+++ MATERIALS PROVIDED +++

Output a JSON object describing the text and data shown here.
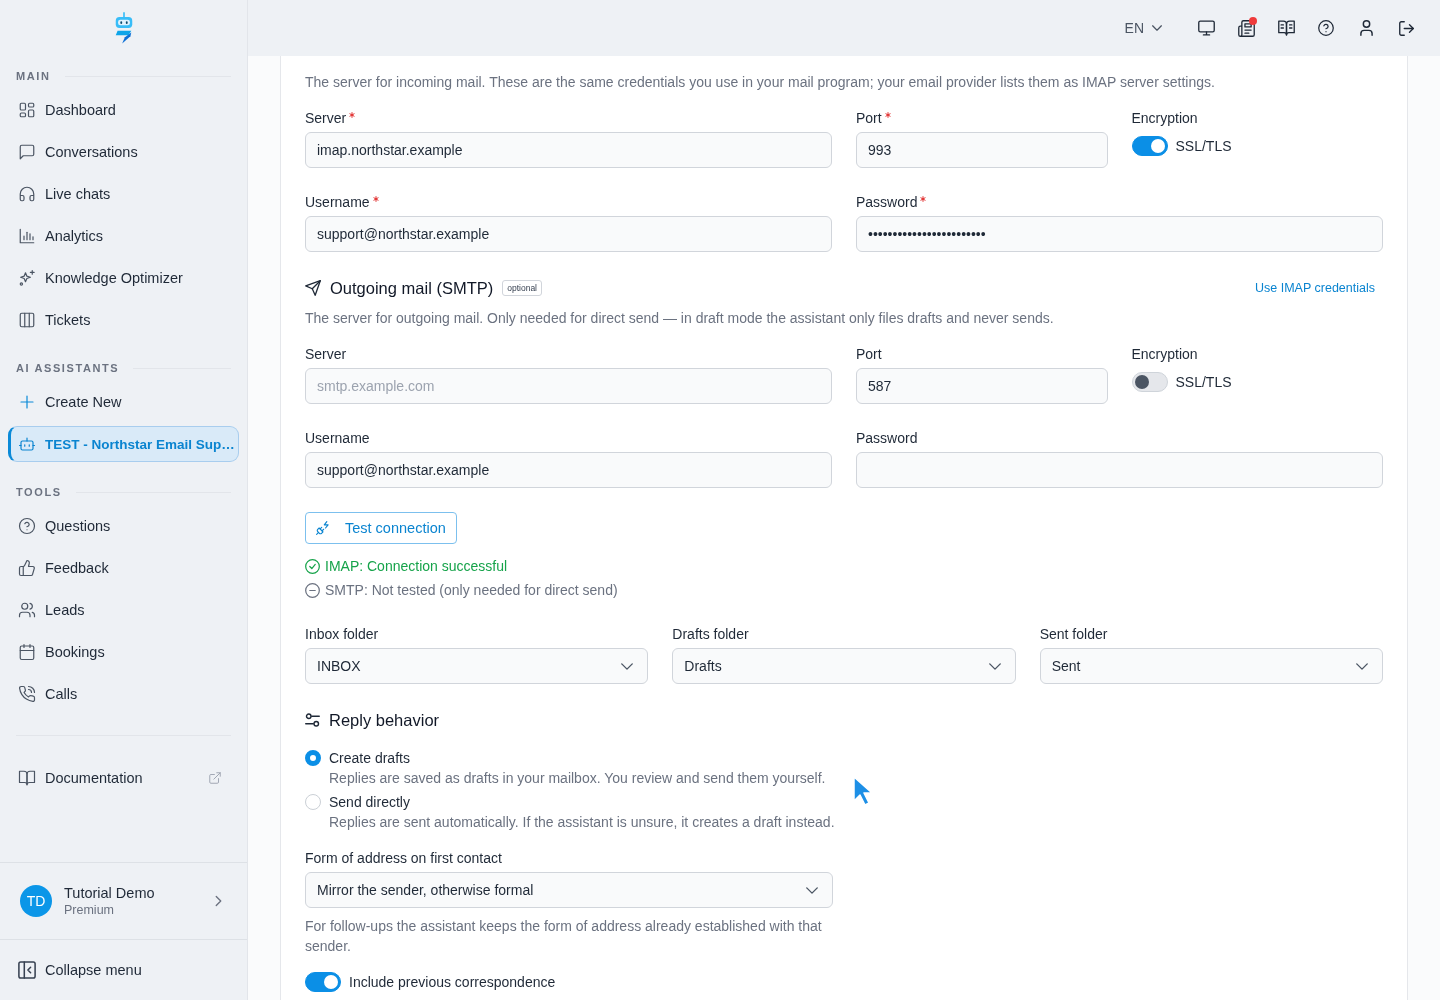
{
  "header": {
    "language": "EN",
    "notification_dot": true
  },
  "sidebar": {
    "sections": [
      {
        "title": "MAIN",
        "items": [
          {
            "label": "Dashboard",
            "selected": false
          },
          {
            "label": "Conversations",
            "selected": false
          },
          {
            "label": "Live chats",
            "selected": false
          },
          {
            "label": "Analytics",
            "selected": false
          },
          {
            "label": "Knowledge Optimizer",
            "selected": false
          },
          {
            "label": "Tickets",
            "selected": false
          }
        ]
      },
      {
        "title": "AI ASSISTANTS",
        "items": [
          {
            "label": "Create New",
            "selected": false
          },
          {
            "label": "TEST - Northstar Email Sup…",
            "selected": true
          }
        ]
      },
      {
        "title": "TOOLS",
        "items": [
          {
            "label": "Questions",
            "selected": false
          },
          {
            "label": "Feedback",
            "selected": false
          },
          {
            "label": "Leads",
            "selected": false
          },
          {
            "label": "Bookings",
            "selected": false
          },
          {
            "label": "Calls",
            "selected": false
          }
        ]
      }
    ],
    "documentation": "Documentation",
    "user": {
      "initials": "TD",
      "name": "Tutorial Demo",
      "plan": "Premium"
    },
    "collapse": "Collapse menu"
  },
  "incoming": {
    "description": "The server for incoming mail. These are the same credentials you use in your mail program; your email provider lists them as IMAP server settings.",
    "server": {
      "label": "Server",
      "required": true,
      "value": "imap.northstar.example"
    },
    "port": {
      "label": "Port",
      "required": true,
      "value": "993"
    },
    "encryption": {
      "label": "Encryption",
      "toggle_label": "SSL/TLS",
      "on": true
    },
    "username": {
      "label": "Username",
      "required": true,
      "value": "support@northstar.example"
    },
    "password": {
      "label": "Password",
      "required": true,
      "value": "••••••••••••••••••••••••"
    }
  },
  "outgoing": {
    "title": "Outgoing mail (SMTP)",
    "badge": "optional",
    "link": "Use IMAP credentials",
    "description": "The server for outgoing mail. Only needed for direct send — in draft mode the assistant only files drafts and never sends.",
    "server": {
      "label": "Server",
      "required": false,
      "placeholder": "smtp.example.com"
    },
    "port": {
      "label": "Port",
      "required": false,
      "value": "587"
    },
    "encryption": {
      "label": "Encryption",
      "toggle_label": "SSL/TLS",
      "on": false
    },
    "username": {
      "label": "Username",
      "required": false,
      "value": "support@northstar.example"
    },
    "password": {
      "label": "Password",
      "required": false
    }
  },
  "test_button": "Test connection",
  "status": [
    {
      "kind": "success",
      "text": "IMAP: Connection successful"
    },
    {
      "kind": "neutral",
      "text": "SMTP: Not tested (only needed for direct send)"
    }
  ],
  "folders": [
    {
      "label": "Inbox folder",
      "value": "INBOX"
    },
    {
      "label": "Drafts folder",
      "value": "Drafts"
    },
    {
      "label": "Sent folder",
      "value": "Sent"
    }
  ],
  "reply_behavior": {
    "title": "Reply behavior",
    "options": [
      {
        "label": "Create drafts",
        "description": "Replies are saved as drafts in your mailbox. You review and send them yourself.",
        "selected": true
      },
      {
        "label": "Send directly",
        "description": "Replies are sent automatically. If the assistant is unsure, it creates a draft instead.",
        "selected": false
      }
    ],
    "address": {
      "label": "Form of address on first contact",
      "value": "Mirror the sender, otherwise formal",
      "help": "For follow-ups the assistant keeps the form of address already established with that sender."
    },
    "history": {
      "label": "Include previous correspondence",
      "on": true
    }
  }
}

+++
+++ MATERIALS PROVIDED +++

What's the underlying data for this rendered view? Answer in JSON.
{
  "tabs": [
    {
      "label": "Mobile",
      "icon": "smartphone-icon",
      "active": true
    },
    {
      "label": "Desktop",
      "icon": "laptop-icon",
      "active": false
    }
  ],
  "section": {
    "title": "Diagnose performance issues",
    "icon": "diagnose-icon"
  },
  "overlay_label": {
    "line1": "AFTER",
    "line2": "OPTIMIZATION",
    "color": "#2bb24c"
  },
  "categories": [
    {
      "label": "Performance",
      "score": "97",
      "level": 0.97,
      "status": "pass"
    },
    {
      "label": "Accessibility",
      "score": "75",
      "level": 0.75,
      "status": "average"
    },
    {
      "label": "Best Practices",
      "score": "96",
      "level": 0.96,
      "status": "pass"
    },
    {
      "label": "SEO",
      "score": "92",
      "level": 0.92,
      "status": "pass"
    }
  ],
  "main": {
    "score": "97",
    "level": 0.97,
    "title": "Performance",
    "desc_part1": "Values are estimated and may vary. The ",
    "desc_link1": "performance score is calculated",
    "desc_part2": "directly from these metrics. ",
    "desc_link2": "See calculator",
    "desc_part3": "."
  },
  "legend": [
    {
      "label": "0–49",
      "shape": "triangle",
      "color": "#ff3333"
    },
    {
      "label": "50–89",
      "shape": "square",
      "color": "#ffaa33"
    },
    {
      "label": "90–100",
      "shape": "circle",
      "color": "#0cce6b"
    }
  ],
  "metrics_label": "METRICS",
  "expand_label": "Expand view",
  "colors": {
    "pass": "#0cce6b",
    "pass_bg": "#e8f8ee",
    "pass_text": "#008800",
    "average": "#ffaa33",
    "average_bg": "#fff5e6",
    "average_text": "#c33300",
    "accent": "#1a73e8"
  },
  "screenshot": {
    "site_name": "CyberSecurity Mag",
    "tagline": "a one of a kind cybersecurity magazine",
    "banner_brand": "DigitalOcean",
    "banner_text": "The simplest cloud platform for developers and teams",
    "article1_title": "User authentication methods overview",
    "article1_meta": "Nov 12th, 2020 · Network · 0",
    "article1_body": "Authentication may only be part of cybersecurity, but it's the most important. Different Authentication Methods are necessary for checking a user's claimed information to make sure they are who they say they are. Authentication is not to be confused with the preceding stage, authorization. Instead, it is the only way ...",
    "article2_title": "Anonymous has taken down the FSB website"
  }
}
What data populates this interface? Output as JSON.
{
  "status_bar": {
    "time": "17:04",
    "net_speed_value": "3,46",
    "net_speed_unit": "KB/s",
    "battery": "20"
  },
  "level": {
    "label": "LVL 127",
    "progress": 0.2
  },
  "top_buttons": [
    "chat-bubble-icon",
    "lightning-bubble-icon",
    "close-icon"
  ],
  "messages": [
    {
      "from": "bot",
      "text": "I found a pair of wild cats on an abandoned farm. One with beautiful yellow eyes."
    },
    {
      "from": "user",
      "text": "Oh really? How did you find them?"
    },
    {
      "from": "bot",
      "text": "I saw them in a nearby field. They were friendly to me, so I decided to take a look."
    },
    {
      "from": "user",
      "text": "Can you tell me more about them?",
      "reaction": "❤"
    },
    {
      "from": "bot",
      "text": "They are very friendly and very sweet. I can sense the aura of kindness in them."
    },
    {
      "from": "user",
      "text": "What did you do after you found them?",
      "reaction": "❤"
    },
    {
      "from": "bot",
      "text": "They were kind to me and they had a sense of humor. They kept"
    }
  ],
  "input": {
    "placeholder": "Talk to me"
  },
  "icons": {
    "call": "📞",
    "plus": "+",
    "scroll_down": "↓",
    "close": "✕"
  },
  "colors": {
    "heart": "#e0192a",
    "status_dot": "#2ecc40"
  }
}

+++

THE EXERCISE:
What is the number of lines in the records that contain the string "this"? Give only that number.

RESULT OF THE TASK:
2